* _Passage given_

** start **

The works of critical, feminist and postcolonial theorists have shifted the orientation of IR scholarship to consider the different configurations and effects of international politics when attentive to various objects, subjects and power relations circulating within critical geographies (Sylvester 1994; Walker 1993; Chowdhry and Nair 2002). These interventions heed the exclusions of canonical IR theories and teachings and question its role in shaping global places, scales, networks and spatial relations.
We argue that the critiques of postcolonial feminists and critical feminisms have contributed epistemic, knowledge frameworks, and material insights into hegemonic power relations, and in particular global violence. More specifically, such theorizations have raised questions about the ‘geopolitical’ in order to transform IR’s contentious emphasis on geographical and territorial realms of power. Mainstream IR constructions of global violence are explained through static constructions of geography that territorialize where violence is and who are the victims, perpetrators and protectors…Such discourses often elide the power relationships and structures of inequality that make rights claims possible through the regulation of national and international ‘citizenship.’
Unequal migration patterns of people and labor, often forced, from Second-Third World countries to the First World and from rural areas to urban, a proliferation of borderland territories, an increased number of export free trade zones and refugee camps within and between states have redrawn static boundaries worldwide. Territories marked as the Global North and Global South are built upon histories of struggle and contestation and geographies of segregation. In other words, the mobility of bodies (people and knowledge) troubles perceived geographical immobility. We are arguing that homogeneous and static constructions of geography that contain known subjects and objects of study rely on histories of segregation to reconstruct anew the world (Agathangelou forthcoming). Such histories represent gender, race, sexuality, religion and nation as separate moments and entities, which we argue, amongst others (i.e., Grewal 2005), propagate violent inequalities through the knowledge claims of global power and forms of justice. What are the ways First World discourses of women’s rights as human rights necessitate the violence and victimization of Others within the Global South? How does geography inform and become informed by international relations and frameworks of justice? Why is geography a crucial concern for feminist theorizations, methods, pedagogies and praxes of global and gender politics?

** end **

* _Data provided_
** start **

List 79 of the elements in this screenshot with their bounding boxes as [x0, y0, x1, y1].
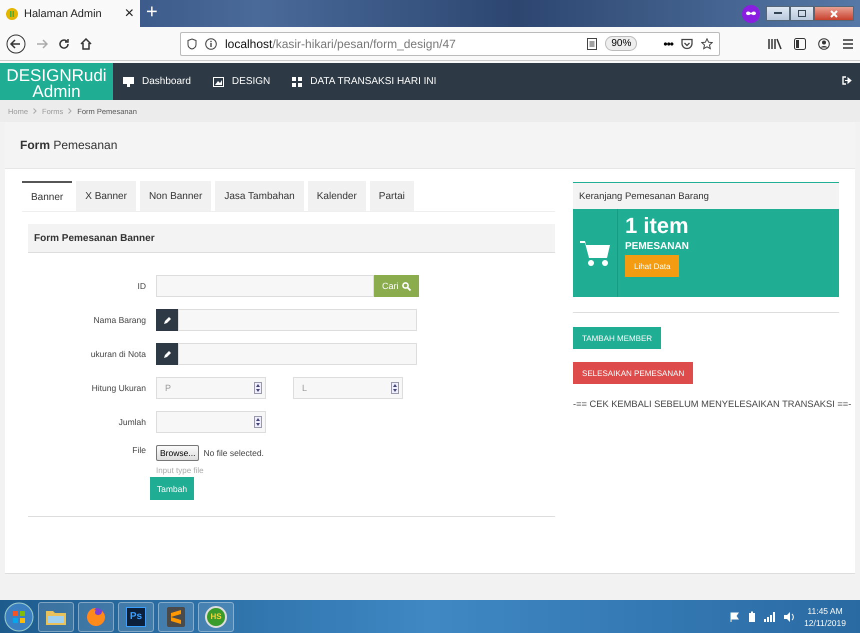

** end **

* _Task set_
A. Reproduce the passage on geography and international relations word for word, starting at "The works of" and ending at "and spatial relations.".
B. Continue the passage on geography and international relations, picking up right after its final sentence.

* _Exercise answers_
A.
The works of critical, feminist and postcolonial theorists have shifted the orientation of IR scholarship to consider the different configurations and effects of international politics when attentive to various objects, subjects and power relations circulating within critical geographies (Sylvester 1994; Walker 1993; Chowdhry and Nair 2002). These interventions heed the exclusions of canonical IR theories and teachings and question its role in shaping global places, scales, networks and spatial relations.

B.
The frameworks of geopolitics within the mainstreams of IR, including feminist IR, rely on geographical separations of land, people and knowledge. This process of geopolitical segregation is presented as naturalized, even when violence is foundational to its consolidation (Agathangelou 2004, forthcoming; Turcotte 2008). This geographical segregation, though foundational to the remaking and reshaping of spatial relations such as global (im)mobility, restriction to accessing resources and justice becomes visible when read through aboriginal, postcolonial and feminist lenses which usually enable us to inquiry into the convergences of segregation and also disruptions that are made possible through the many struggles of marginalized people. More concretely, these theorizations have opened the space for us to engage with First World Feminisms and the different projects they articulate to see how such feminisms move across, create possibilities and even collude in creating spaces of violence, such as sustaining the projects of segregation… we articulate a feminism that draws on historical insights of spatio-temporal relations and reconfigures geography beyond its epistemic and material cartographic role to social relations that disrupt dominant geopolitical asymmetries of power.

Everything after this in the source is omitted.